BEGIN DATASET ROWS
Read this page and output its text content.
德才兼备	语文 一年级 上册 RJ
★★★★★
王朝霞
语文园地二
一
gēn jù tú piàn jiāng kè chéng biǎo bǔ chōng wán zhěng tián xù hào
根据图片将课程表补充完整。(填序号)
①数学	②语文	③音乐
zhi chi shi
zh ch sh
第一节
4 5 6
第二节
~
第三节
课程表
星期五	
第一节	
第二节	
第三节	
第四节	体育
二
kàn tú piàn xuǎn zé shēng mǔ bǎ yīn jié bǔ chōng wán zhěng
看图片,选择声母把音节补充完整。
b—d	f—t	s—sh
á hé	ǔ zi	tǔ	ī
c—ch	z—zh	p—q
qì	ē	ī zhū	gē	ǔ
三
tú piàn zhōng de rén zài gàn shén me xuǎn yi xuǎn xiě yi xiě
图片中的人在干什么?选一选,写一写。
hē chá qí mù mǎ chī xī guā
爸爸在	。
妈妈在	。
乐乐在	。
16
END DATASET ROWS
== DIRECTIONS ==
Give only the number of lines in the listing above that include the string "chōng".

== RESULT ==
2